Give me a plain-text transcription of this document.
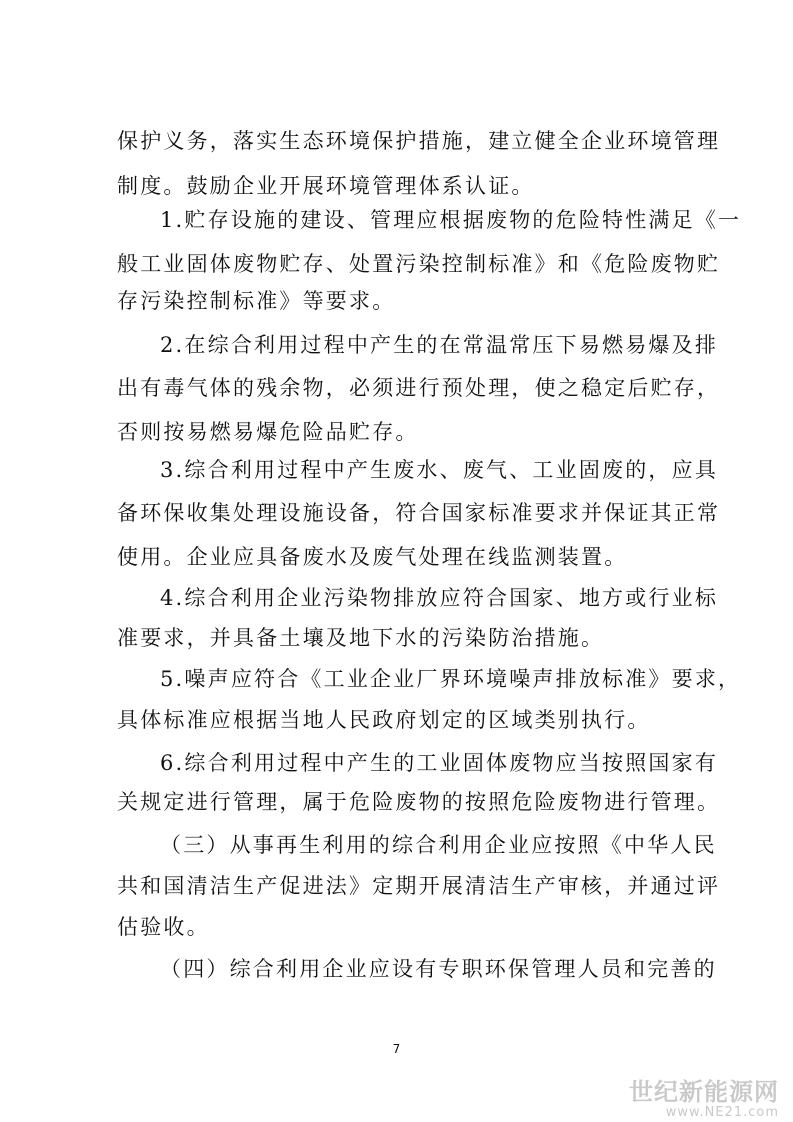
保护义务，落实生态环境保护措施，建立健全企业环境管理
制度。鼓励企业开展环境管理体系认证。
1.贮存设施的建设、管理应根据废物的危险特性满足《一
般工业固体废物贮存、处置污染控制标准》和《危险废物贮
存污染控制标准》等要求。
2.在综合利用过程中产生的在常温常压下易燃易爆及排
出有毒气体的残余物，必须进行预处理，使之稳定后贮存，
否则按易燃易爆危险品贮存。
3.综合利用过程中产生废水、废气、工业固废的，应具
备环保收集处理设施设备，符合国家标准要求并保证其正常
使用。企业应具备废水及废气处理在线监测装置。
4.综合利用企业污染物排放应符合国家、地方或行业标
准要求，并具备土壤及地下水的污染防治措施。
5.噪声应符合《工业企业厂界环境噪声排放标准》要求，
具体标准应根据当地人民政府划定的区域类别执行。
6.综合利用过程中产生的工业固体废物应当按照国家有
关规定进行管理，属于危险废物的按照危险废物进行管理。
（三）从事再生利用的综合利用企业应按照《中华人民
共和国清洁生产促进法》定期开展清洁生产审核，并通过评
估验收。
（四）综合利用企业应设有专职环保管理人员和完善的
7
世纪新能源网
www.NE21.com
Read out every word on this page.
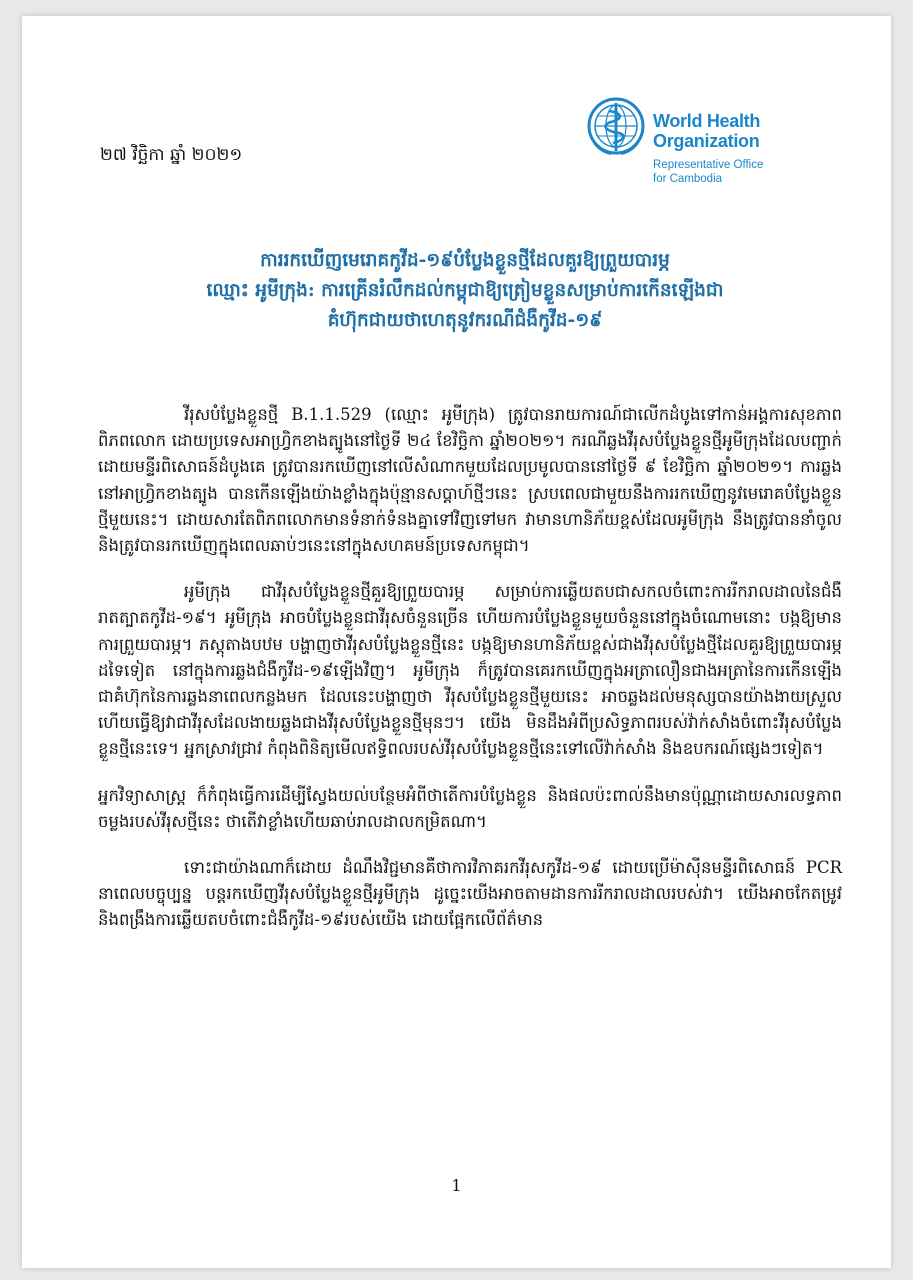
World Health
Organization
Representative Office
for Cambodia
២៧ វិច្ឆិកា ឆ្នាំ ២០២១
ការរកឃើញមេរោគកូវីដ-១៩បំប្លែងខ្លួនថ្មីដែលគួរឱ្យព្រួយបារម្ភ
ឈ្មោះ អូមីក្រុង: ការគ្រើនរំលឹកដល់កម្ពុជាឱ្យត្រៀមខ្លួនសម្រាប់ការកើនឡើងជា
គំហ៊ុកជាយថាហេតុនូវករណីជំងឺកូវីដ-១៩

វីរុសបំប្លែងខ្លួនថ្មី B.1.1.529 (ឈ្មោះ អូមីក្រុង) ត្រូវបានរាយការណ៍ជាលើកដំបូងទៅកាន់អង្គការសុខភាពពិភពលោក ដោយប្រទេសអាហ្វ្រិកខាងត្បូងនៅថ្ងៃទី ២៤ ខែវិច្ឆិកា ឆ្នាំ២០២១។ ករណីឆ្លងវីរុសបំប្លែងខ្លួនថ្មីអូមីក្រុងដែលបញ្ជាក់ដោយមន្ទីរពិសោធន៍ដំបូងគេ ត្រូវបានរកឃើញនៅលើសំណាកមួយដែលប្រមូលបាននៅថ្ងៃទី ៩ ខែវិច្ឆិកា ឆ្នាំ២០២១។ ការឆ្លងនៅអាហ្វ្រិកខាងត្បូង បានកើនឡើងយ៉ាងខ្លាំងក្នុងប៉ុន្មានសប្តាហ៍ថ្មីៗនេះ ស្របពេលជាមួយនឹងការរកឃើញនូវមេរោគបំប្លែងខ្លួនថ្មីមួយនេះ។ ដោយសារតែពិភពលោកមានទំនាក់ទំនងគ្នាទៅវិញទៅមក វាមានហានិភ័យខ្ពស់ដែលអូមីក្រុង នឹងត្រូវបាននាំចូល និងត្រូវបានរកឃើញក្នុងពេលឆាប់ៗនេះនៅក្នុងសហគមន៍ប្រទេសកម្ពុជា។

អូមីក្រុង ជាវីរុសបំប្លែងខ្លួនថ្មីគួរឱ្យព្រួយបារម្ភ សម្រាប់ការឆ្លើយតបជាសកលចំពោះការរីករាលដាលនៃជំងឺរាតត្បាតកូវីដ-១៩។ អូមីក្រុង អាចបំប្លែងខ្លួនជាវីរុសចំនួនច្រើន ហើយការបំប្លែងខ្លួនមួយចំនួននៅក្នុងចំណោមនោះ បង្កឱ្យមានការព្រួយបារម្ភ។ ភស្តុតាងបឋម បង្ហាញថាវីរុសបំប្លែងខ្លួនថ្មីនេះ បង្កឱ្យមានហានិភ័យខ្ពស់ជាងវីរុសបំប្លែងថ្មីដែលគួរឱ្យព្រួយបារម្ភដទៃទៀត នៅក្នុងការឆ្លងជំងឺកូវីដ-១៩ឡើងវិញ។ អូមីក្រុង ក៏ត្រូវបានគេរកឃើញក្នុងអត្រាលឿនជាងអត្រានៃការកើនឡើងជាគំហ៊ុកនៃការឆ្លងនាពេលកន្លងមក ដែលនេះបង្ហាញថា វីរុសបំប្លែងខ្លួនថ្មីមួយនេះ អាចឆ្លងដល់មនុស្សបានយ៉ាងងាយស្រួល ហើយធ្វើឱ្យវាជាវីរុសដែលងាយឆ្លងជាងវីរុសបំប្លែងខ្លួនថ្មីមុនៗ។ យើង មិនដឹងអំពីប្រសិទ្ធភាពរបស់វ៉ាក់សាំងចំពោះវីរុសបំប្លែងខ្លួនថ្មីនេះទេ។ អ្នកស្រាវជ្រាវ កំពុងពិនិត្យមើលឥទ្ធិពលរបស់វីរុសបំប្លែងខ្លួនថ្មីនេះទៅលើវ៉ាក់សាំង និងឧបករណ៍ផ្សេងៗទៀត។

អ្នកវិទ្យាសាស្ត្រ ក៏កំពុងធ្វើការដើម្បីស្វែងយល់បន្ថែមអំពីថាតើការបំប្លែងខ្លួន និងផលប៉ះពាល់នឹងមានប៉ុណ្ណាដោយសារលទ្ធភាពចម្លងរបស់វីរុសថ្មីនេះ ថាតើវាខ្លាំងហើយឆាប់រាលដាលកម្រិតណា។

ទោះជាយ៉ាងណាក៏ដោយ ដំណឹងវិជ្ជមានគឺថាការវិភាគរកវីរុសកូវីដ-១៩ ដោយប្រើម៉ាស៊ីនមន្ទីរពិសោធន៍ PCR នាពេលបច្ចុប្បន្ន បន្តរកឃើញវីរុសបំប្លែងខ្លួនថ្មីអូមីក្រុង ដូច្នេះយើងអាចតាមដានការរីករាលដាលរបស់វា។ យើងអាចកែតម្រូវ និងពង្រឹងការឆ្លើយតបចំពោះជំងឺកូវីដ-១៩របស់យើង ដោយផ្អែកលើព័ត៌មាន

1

########

— Your objective —
Every line is to be duplicated exactly, though pictures stay out.

— Task response —
Give me a plain-text transcription of this document.
保护义务，落实生态环境保护措施，建立健全企业环境管理
制度。鼓励企业开展环境管理体系认证。
1.贮存设施的建设、管理应根据废物的危险特性满足《一
般工业固体废物贮存、处置污染控制标准》和《危险废物贮
存污染控制标准》等要求。
2.在综合利用过程中产生的在常温常压下易燃易爆及排
出有毒气体的残余物，必须进行预处理，使之稳定后贮存，
否则按易燃易爆危险品贮存。
3.综合利用过程中产生废水、废气、工业固废的，应具
备环保收集处理设施设备，符合国家标准要求并保证其正常
使用。企业应具备废水及废气处理在线监测装置。
4.综合利用企业污染物排放应符合国家、地方或行业标
准要求，并具备土壤及地下水的污染防治措施。
5.噪声应符合《工业企业厂界环境噪声排放标准》要求，
具体标准应根据当地人民政府划定的区域类别执行。
6.综合利用过程中产生的工业固体废物应当按照国家有
关规定进行管理，属于危险废物的按照危险废物进行管理。
（三）从事再生利用的综合利用企业应按照《中华人民
共和国清洁生产促进法》定期开展清洁生产审核，并通过评
估验收。
（四）综合利用企业应设有专职环保管理人员和完善的
7
世纪新能源网
www.NE21.com
Read out every word on this page.
World Health
Organization
Representative Office
for Cambodia
២៧ វិច្ឆិកា ឆ្នាំ ២០២១
ការរកឃើញមេរោគកូវីដ-១៩បំប្លែងខ្លួនថ្មីដែលគួរឱ្យព្រួយបារម្ភ
ឈ្មោះ អូមីក្រុង: ការគ្រើនរំលឹកដល់កម្ពុជាឱ្យត្រៀមខ្លួនសម្រាប់ការកើនឡើងជា
គំហ៊ុកជាយថាហេតុនូវករណីជំងឺកូវីដ-១៩

វីរុសបំប្លែងខ្លួនថ្មី B.1.1.529 (ឈ្មោះ អូមីក្រុង) ត្រូវបានរាយការណ៍ជាលើកដំបូងទៅកាន់អង្គការសុខភាពពិភពលោក ដោយប្រទេសអាហ្វ្រិកខាងត្បូងនៅថ្ងៃទី ២៤ ខែវិច្ឆិកា ឆ្នាំ២០២១។ ករណីឆ្លងវីរុសបំប្លែងខ្លួនថ្មីអូមីក្រុងដែលបញ្ជាក់ដោយមន្ទីរពិសោធន៍ដំបូងគេ ត្រូវបានរកឃើញនៅលើសំណាកមួយដែលប្រមូលបាននៅថ្ងៃទី ៩ ខែវិច្ឆិកា ឆ្នាំ២០២១។ ការឆ្លងនៅអាហ្វ្រិកខាងត្បូង បានកើនឡើងយ៉ាងខ្លាំងក្នុងប៉ុន្មានសប្តាហ៍ថ្មីៗនេះ ស្របពេលជាមួយនឹងការរកឃើញនូវមេរោគបំប្លែងខ្លួនថ្មីមួយនេះ។ ដោយសារតែពិភពលោកមានទំនាក់ទំនងគ្នាទៅវិញទៅមក វាមានហានិភ័យខ្ពស់ដែលអូមីក្រុង នឹងត្រូវបាននាំចូល និងត្រូវបានរកឃើញក្នុងពេលឆាប់ៗនេះនៅក្នុងសហគមន៍ប្រទេសកម្ពុជា។

អូមីក្រុង ជាវីរុសបំប្លែងខ្លួនថ្មីគួរឱ្យព្រួយបារម្ភ សម្រាប់ការឆ្លើយតបជាសកលចំពោះការរីករាលដាលនៃជំងឺរាតត្បាតកូវីដ-១៩។ អូមីក្រុង អាចបំប្លែងខ្លួនជាវីរុសចំនួនច្រើន ហើយការបំប្លែងខ្លួនមួយចំនួននៅក្នុងចំណោមនោះ បង្កឱ្យមានការព្រួយបារម្ភ។ ភស្តុតាងបឋម បង្ហាញថាវីរុសបំប្លែងខ្លួនថ្មីនេះ បង្កឱ្យមានហានិភ័យខ្ពស់ជាងវីរុសបំប្លែងថ្មីដែលគួរឱ្យព្រួយបារម្ភដទៃទៀត នៅក្នុងការឆ្លងជំងឺកូវីដ-១៩ឡើងវិញ។ អូមីក្រុង ក៏ត្រូវបានគេរកឃើញក្នុងអត្រាលឿនជាងអត្រានៃការកើនឡើងជាគំហ៊ុកនៃការឆ្លងនាពេលកន្លងមក ដែលនេះបង្ហាញថា វីរុសបំប្លែងខ្លួនថ្មីមួយនេះ អាចឆ្លងដល់មនុស្សបានយ៉ាងងាយស្រួល ហើយធ្វើឱ្យវាជាវីរុសដែលងាយឆ្លងជាងវីរុសបំប្លែងខ្លួនថ្មីមុនៗ។ យើង មិនដឹងអំពីប្រសិទ្ធភាពរបស់វ៉ាក់សាំងចំពោះវីរុសបំប្លែងខ្លួនថ្មីនេះទេ។ អ្នកស្រាវជ្រាវ កំពុងពិនិត្យមើលឥទ្ធិពលរបស់វីរុសបំប្លែងខ្លួនថ្មីនេះទៅលើវ៉ាក់សាំង និងឧបករណ៍ផ្សេងៗទៀត។

អ្នកវិទ្យាសាស្ត្រ ក៏កំពុងធ្វើការដើម្បីស្វែងយល់បន្ថែមអំពីថាតើការបំប្លែងខ្លួន និងផលប៉ះពាល់នឹងមានប៉ុណ្ណាដោយសារលទ្ធភាពចម្លងរបស់វីរុសថ្មីនេះ ថាតើវាខ្លាំងហើយឆាប់រាលដាលកម្រិតណា។

ទោះជាយ៉ាងណាក៏ដោយ ដំណឹងវិជ្ជមានគឺថាការវិភាគរកវីរុសកូវីដ-១៩ ដោយប្រើម៉ាស៊ីនមន្ទីរពិសោធន៍ PCR នាពេលបច្ចុប្បន្ន បន្តរកឃើញវីរុសបំប្លែងខ្លួនថ្មីអូមីក្រុង ដូច្នេះយើងអាចតាមដានការរីករាលដាលរបស់វា។ យើងអាចកែតម្រូវ និងពង្រឹងការឆ្លើយតបចំពោះជំងឺកូវីដ-១៩របស់យើង ដោយផ្អែកលើព័ត៌មាន

1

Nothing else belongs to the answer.